** start Data to use **

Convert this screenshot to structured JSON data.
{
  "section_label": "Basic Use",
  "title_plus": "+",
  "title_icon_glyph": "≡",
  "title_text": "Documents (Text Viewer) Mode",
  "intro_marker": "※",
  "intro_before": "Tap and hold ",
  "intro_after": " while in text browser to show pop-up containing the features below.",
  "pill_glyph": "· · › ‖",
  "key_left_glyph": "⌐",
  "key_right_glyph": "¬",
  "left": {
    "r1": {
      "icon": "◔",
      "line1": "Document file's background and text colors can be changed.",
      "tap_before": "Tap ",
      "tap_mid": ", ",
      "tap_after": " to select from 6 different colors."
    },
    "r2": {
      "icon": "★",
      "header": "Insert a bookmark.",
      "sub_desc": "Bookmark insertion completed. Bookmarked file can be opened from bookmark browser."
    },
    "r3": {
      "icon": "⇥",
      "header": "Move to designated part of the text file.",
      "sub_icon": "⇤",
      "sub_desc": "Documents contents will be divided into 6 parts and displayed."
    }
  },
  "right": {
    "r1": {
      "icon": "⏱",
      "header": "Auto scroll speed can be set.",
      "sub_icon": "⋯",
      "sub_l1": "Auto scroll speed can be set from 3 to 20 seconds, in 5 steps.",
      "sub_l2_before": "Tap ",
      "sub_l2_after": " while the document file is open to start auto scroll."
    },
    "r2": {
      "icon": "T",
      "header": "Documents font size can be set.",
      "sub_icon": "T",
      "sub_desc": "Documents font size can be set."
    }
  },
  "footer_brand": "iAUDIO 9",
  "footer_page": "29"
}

** end Data to use **

» Your objective
Pick out every line holding the string "font" and return it.

» The solution
      "header": "Documents font size can be set.",
      "sub_desc": "Documents font size can be set."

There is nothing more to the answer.